Entries from a visual dataset -
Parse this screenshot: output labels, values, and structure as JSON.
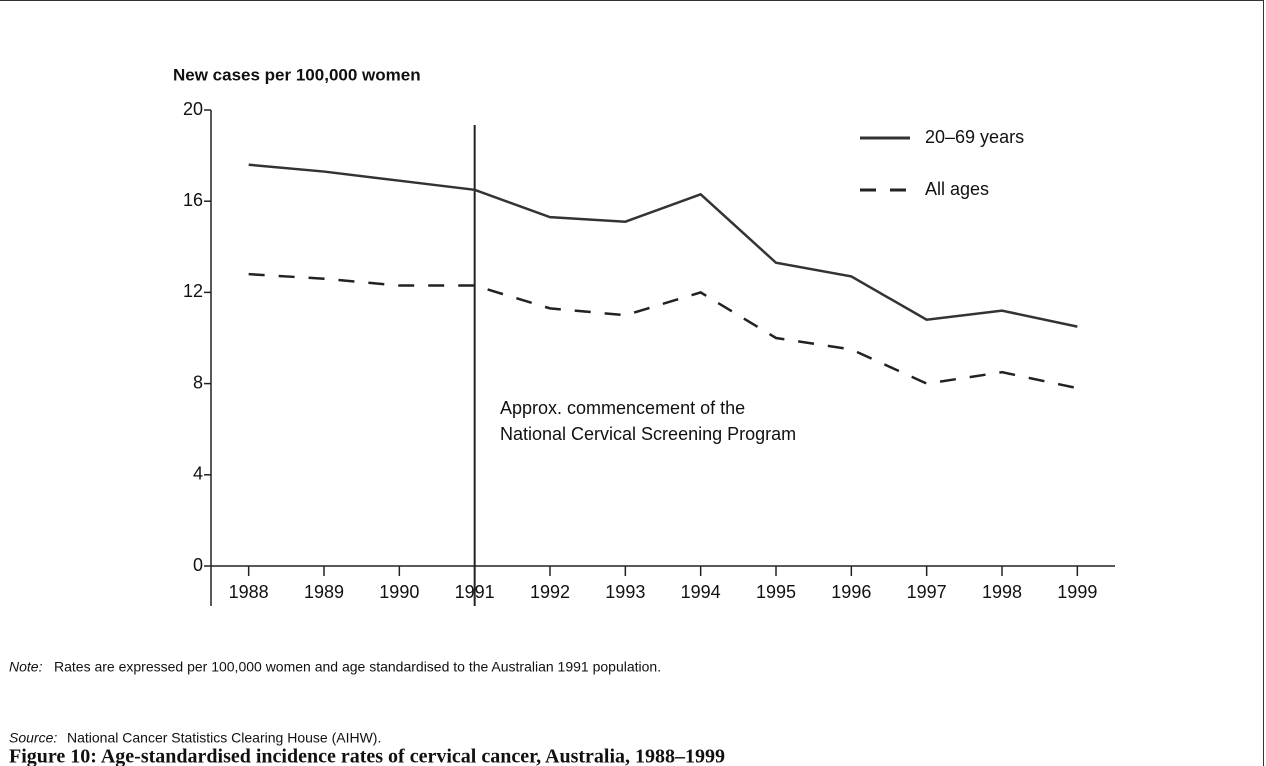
{
  "chart_data": {
    "type": "line",
    "title": "Figure 10: Age-standardised incidence rates of cervical cancer, Australia, 1988–1999",
    "y_label": "New cases per 100,000 women",
    "x": [
      1988,
      1989,
      1990,
      1991,
      1992,
      1993,
      1994,
      1995,
      1996,
      1997,
      1998,
      1999
    ],
    "xlim": [
      1987.5,
      1999.5
    ],
    "xticks": [
      1988,
      1989,
      1990,
      1991,
      1992,
      1993,
      1994,
      1995,
      1996,
      1997,
      1998,
      1999
    ],
    "ylim": [
      0,
      20
    ],
    "yticks": [
      0,
      4,
      8,
      12,
      16,
      20
    ],
    "series": [
      {
        "name": "20–69 years",
        "color": "#333333",
        "style": "solid",
        "values": [
          17.6,
          17.3,
          16.9,
          16.5,
          15.3,
          15.1,
          16.3,
          13.3,
          12.7,
          10.8,
          11.2,
          10.5
        ]
      },
      {
        "name": "All ages",
        "color": "#222222",
        "style": "dashed",
        "values": [
          12.8,
          12.6,
          12.3,
          12.3,
          11.3,
          11.0,
          12.0,
          10.0,
          9.5,
          8.0,
          8.5,
          7.8
        ]
      }
    ],
    "legend": "upper right",
    "vline": 1991,
    "annotation": [
      "Approx. commencement of the",
      "National Cervical Screening Program"
    ],
    "note_label": "Note:",
    "note": "Rates are expressed per 100,000 women and age standardised to the Australian 1991 population.",
    "source_label": "Source:",
    "source": "National Cancer Statistics Clearing House (AIHW)."
  }
}
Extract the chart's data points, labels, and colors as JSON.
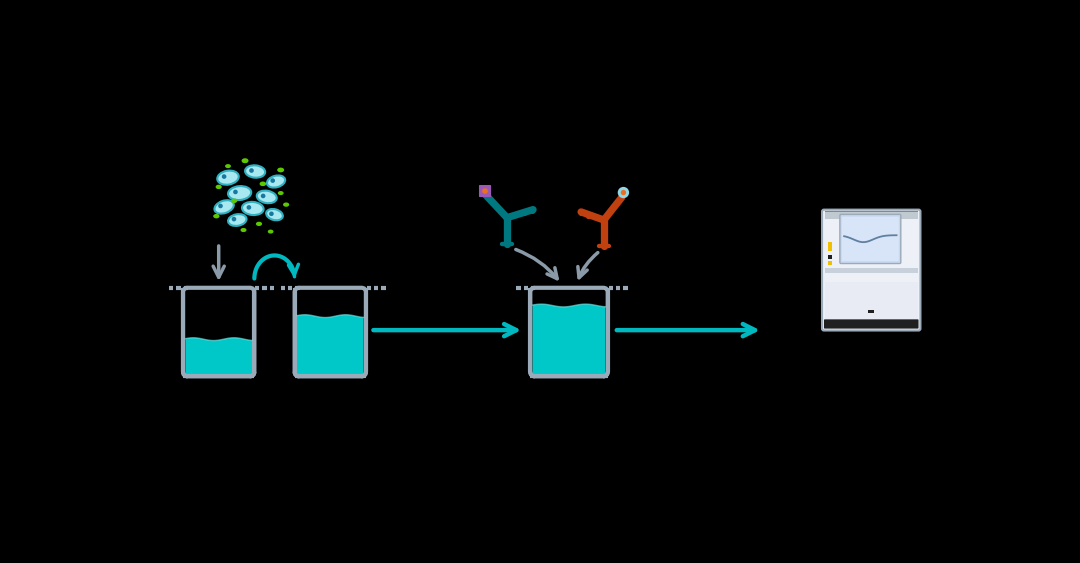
{
  "background_color": "#000000",
  "teal_color": "#00C8C8",
  "teal_liquid": "#00C8C8",
  "teal_liquid_light": "#80E8E8",
  "green_dot_color": "#5CC800",
  "blue_cell_fill": "#A8E8F0",
  "blue_cell_border": "#30B0C0",
  "blue_cell_eye": "#1878A0",
  "gray_arrow": "#8A9AA8",
  "teal_arrow": "#00B8C0",
  "ab1_color": "#007880",
  "ab1_tag_fill": "#9B59B6",
  "ab1_tag_dot": "#E87020",
  "ab2_color": "#C04010",
  "ab2_tag_fill": "#90D8E8",
  "ab2_tag_dot": "#E87020",
  "well_border": "#9AAAB8",
  "well_fill": "#9AAAB8",
  "well_rounded": "#9AAAB8",
  "reader_body": "#EEF0F8",
  "reader_top_bar": "#C0C8D0",
  "reader_screen_bg": "#C8D8F0",
  "reader_screen_inner": "#D8E4F8",
  "reader_yellow": "#F0C000",
  "reader_black": "#202020",
  "reader_separator": "#C8D0DC",
  "reader_lower": "#E8EAF4"
}
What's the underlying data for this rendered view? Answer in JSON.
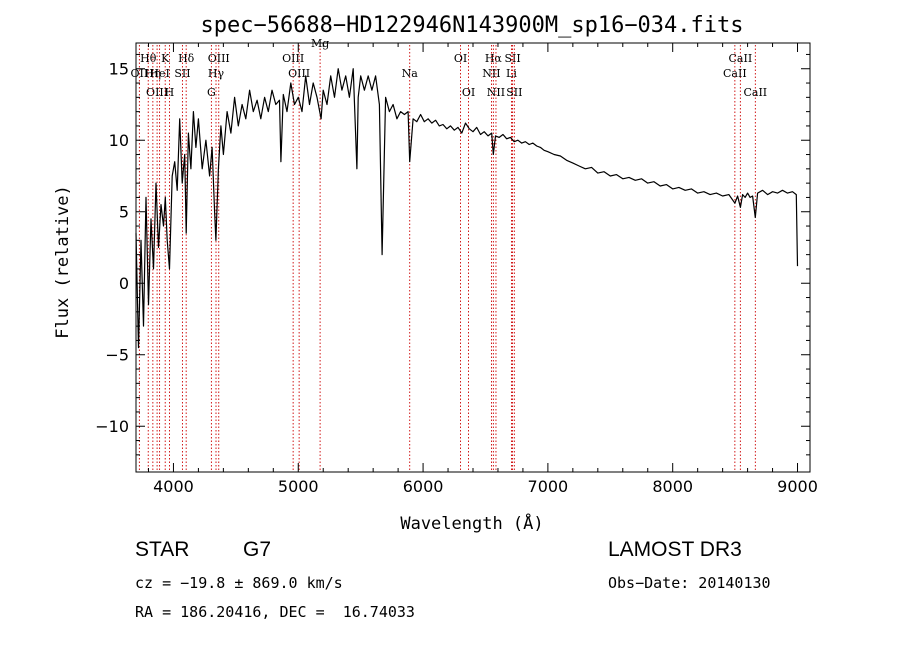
{
  "chart_data": {
    "type": "line",
    "title": "spec−56688−HD122946N143900M_sp16−034.fits",
    "xlabel": "Wavelength (Å)",
    "ylabel": "Flux (relative)",
    "xlim": [
      3700,
      9100
    ],
    "ylim": [
      -13.2,
      16.8
    ],
    "x_ticks": [
      4000,
      5000,
      6000,
      7000,
      8000,
      9000
    ],
    "x_tick_labels": [
      "4000",
      "5000",
      "6000",
      "7000",
      "8000",
      "9000"
    ],
    "y_ticks": [
      -10,
      -5,
      0,
      5,
      10,
      15
    ],
    "y_tick_labels": [
      "−10",
      "−5",
      "0",
      "5",
      "10",
      "15"
    ],
    "grid": false,
    "series": [
      {
        "name": "spectrum",
        "color": "#000000",
        "x": [
          3700,
          3720,
          3740,
          3760,
          3780,
          3800,
          3820,
          3840,
          3860,
          3880,
          3900,
          3920,
          3935,
          3950,
          3968,
          3990,
          4010,
          4030,
          4050,
          4070,
          4090,
          4102,
          4120,
          4140,
          4160,
          4180,
          4200,
          4230,
          4260,
          4290,
          4310,
          4330,
          4340,
          4360,
          4380,
          4400,
          4430,
          4460,
          4490,
          4520,
          4550,
          4580,
          4610,
          4640,
          4670,
          4700,
          4730,
          4760,
          4790,
          4820,
          4850,
          4861,
          4880,
          4910,
          4940,
          4970,
          5000,
          5030,
          5060,
          5090,
          5120,
          5150,
          5172,
          5183,
          5200,
          5230,
          5260,
          5290,
          5320,
          5350,
          5380,
          5410,
          5440,
          5470,
          5480,
          5500,
          5530,
          5560,
          5590,
          5620,
          5650,
          5672,
          5700,
          5730,
          5760,
          5790,
          5820,
          5850,
          5880,
          5893,
          5920,
          5950,
          5980,
          6010,
          6040,
          6070,
          6100,
          6130,
          6160,
          6190,
          6220,
          6250,
          6280,
          6310,
          6340,
          6370,
          6400,
          6430,
          6460,
          6490,
          6520,
          6550,
          6563,
          6580,
          6610,
          6640,
          6670,
          6700,
          6730,
          6760,
          6790,
          6820,
          6850,
          6880,
          6910,
          6940,
          6970,
          7000,
          7050,
          7100,
          7150,
          7200,
          7250,
          7300,
          7350,
          7400,
          7450,
          7500,
          7550,
          7600,
          7650,
          7700,
          7750,
          7800,
          7850,
          7900,
          7950,
          8000,
          8050,
          8100,
          8150,
          8200,
          8250,
          8300,
          8350,
          8400,
          8450,
          8498,
          8520,
          8542,
          8560,
          8580,
          8600,
          8620,
          8640,
          8662,
          8680,
          8720,
          8760,
          8800,
          8840,
          8880,
          8920,
          8960,
          8990,
          9000
        ],
        "y": [
          3.5,
          -4.5,
          3.0,
          -3.0,
          6.0,
          -1.5,
          4.5,
          1.0,
          7.0,
          2.5,
          5.5,
          4.0,
          6.0,
          3.0,
          1.0,
          7.5,
          8.5,
          6.5,
          11.5,
          7.0,
          9.0,
          3.5,
          10.5,
          8.0,
          12.0,
          9.5,
          11.5,
          8.0,
          10.0,
          7.5,
          9.5,
          5.0,
          3.0,
          8.0,
          11.0,
          9.0,
          12.0,
          10.5,
          13.0,
          11.0,
          12.5,
          11.5,
          13.5,
          12.0,
          12.8,
          11.5,
          13.0,
          12.0,
          13.5,
          12.5,
          12.8,
          8.5,
          13.2,
          12.0,
          14.0,
          12.5,
          13.0,
          12.0,
          14.5,
          12.5,
          14.0,
          13.0,
          12.0,
          11.5,
          13.5,
          12.5,
          14.5,
          13.0,
          15.0,
          13.5,
          14.5,
          13.0,
          15.0,
          8.0,
          13.0,
          14.5,
          13.5,
          14.5,
          13.5,
          14.5,
          12.5,
          2.0,
          13.0,
          12.0,
          12.5,
          11.5,
          12.0,
          11.8,
          12.0,
          8.5,
          11.5,
          11.3,
          11.8,
          11.3,
          11.5,
          11.2,
          11.4,
          11.0,
          11.1,
          10.8,
          11.0,
          10.7,
          10.9,
          10.5,
          11.2,
          10.8,
          10.6,
          10.9,
          10.4,
          10.6,
          10.3,
          10.5,
          9.0,
          10.3,
          10.2,
          10.4,
          10.1,
          10.2,
          9.9,
          10.0,
          9.8,
          9.9,
          9.7,
          9.8,
          9.6,
          9.5,
          9.3,
          9.2,
          9.0,
          8.9,
          8.6,
          8.4,
          8.2,
          8.0,
          8.1,
          7.7,
          7.8,
          7.5,
          7.6,
          7.3,
          7.4,
          7.2,
          7.3,
          7.0,
          7.1,
          6.8,
          6.9,
          6.6,
          6.7,
          6.5,
          6.6,
          6.3,
          6.4,
          6.2,
          6.3,
          6.1,
          6.2,
          5.6,
          6.1,
          5.3,
          6.2,
          6.0,
          6.3,
          6.0,
          6.1,
          4.6,
          6.3,
          6.5,
          6.2,
          6.4,
          6.3,
          6.5,
          6.3,
          6.4,
          6.2,
          1.2
        ]
      }
    ],
    "line_markers": [
      {
        "label": "Hθ",
        "x": 3798,
        "row": 1
      },
      {
        "label": "OII",
        "x": 3727,
        "row": 2
      },
      {
        "label": "OIII",
        "x": 3869,
        "row": 3
      },
      {
        "label": "Hη",
        "x": 3835,
        "row": 2
      },
      {
        "label": "HeI",
        "x": 3889,
        "row": 2
      },
      {
        "label": "K",
        "x": 3934,
        "row": 1
      },
      {
        "label": "H",
        "x": 3968,
        "row": 3
      },
      {
        "label": "SII",
        "x": 4072,
        "row": 2
      },
      {
        "label": "Hδ",
        "x": 4102,
        "row": 1
      },
      {
        "label": "OIII",
        "x": 4363,
        "row": 1
      },
      {
        "label": "Hγ",
        "x": 4341,
        "row": 2
      },
      {
        "label": "G",
        "x": 4304,
        "row": 3
      },
      {
        "label": "OIII",
        "x": 4959,
        "row": 1
      },
      {
        "label": "OIII",
        "x": 5007,
        "row": 2
      },
      {
        "label": "Mg",
        "x": 5175,
        "row": 0
      },
      {
        "label": "Na",
        "x": 5893,
        "row": 2
      },
      {
        "label": "OI",
        "x": 6300,
        "row": 1
      },
      {
        "label": "OI",
        "x": 6364,
        "row": 3
      },
      {
        "label": "Hα",
        "x": 6563,
        "row": 1
      },
      {
        "label": "NII",
        "x": 6548,
        "row": 2
      },
      {
        "label": "NII",
        "x": 6584,
        "row": 3
      },
      {
        "label": "SII",
        "x": 6717,
        "row": 1
      },
      {
        "label": "Li",
        "x": 6708,
        "row": 2
      },
      {
        "label": "SII",
        "x": 6731,
        "row": 3
      },
      {
        "label": "CaII",
        "x": 8542,
        "row": 1
      },
      {
        "label": "CaII",
        "x": 8498,
        "row": 2
      },
      {
        "label": "CaII",
        "x": 8662,
        "row": 3
      }
    ]
  },
  "info": {
    "class_label": "STAR",
    "subclass": "G7",
    "survey": "LAMOST DR3",
    "cz": "cz = −19.8 ± 869.0 km/s",
    "obs_date": "Obs−Date: 20140130",
    "coords": "RA = 186.20416, DEC =  16.74033"
  },
  "colors": {
    "spectrum": "#000000",
    "marker_line": "#cc0000",
    "axes": "#000000"
  }
}
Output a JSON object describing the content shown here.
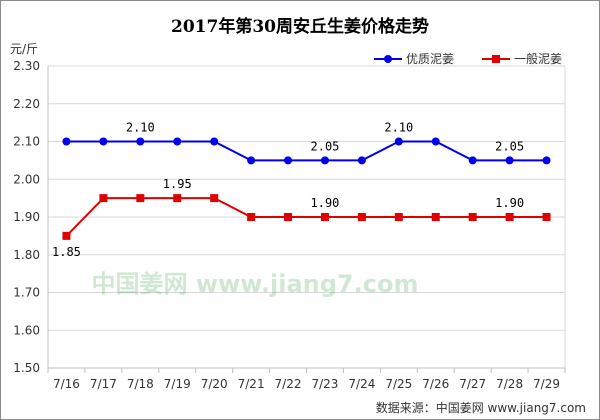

CHALLENGE - Read the data above and count the lines that include "name". Answer only with the count.

SOLUTION TO THIS TASK - 3